Chart and figure data
########

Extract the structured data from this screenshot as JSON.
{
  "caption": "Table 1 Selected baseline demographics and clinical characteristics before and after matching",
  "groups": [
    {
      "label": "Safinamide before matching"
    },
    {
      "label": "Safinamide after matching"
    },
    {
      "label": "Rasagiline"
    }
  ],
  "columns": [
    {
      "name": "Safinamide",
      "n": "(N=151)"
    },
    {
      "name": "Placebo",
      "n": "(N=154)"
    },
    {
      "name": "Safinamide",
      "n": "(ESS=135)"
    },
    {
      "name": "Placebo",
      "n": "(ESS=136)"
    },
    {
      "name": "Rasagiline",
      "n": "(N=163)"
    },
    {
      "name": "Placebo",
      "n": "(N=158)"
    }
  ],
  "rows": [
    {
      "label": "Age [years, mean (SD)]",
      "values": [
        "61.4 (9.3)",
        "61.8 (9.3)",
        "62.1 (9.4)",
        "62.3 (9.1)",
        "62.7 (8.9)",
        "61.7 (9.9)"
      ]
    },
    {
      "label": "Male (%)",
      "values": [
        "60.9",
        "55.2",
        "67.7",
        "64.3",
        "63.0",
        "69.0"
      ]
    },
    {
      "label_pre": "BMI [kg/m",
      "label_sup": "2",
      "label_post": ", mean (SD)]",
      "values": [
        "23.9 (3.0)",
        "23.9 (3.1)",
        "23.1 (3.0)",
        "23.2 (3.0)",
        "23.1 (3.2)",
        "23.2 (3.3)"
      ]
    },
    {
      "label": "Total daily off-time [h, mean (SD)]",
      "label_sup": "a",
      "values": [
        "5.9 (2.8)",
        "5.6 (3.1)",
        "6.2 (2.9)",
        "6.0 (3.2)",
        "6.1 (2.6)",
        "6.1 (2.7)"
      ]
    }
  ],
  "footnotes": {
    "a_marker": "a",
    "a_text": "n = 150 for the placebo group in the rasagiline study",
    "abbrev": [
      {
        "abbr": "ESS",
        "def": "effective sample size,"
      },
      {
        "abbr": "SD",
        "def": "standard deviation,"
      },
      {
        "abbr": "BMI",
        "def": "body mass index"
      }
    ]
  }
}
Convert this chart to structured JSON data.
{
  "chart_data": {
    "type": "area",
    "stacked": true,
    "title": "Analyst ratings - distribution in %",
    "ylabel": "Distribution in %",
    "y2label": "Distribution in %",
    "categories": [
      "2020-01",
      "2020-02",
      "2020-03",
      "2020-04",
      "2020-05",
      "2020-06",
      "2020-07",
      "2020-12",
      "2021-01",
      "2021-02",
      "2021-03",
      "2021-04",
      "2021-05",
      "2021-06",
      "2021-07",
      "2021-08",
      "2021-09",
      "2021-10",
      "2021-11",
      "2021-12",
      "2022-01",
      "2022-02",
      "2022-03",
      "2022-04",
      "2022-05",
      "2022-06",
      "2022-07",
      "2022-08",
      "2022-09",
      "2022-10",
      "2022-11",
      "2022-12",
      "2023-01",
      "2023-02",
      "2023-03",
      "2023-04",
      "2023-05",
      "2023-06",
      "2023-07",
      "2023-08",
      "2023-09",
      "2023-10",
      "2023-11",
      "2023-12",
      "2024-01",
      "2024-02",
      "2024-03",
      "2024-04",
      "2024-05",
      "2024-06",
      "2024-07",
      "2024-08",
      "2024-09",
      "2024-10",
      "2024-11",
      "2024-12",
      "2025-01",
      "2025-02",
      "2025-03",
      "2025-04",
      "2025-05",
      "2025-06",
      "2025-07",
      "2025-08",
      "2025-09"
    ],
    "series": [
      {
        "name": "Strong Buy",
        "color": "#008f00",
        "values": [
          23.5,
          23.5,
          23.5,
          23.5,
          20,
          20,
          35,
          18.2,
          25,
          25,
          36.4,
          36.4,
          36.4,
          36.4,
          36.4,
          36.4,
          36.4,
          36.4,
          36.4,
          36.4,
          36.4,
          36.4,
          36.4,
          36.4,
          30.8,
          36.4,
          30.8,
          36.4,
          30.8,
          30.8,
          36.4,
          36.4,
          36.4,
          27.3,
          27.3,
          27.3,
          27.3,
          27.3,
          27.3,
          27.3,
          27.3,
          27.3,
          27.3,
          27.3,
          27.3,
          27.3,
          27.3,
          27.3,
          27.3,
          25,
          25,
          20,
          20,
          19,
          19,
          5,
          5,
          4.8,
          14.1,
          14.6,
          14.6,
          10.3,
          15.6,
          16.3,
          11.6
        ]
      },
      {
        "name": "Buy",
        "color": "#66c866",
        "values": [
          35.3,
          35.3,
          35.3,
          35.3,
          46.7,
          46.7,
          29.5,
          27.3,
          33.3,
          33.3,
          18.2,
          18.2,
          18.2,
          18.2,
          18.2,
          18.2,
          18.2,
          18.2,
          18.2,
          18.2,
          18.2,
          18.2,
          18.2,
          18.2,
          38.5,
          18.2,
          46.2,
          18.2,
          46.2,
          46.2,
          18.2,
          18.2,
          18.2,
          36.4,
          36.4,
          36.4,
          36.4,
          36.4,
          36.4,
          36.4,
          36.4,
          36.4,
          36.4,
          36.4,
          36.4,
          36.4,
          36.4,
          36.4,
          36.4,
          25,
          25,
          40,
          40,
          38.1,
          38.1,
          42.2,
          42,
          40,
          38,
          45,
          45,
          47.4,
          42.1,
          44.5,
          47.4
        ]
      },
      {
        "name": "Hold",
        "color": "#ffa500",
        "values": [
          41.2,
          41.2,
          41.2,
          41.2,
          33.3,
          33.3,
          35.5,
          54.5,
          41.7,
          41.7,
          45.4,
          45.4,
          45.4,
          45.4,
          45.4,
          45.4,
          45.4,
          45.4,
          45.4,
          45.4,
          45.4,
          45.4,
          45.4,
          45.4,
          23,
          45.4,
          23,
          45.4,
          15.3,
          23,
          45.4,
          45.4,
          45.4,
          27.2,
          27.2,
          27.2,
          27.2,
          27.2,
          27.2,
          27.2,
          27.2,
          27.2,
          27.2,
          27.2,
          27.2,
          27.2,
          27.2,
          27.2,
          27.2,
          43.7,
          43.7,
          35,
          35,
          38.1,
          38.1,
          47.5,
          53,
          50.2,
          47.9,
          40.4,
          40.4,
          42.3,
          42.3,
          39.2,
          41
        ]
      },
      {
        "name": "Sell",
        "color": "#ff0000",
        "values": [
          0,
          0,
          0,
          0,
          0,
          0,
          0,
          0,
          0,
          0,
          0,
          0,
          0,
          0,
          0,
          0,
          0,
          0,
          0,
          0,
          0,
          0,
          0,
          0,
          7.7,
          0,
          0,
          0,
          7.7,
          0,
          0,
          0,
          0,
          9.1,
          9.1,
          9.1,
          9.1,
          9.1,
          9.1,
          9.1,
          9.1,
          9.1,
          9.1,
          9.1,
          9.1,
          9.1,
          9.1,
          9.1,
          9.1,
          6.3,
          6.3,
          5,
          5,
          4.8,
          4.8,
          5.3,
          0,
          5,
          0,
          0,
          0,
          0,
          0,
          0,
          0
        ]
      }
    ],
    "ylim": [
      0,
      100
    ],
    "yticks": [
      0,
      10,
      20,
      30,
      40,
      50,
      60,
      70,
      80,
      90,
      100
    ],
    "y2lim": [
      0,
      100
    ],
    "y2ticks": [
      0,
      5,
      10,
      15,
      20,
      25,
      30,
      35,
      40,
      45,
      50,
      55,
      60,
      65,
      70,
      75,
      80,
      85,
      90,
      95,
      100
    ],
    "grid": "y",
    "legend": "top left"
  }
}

########

REQUEST —
Give the number of lines in the records that contain the string "color", and nothing besides.

FINAL RESULT —
4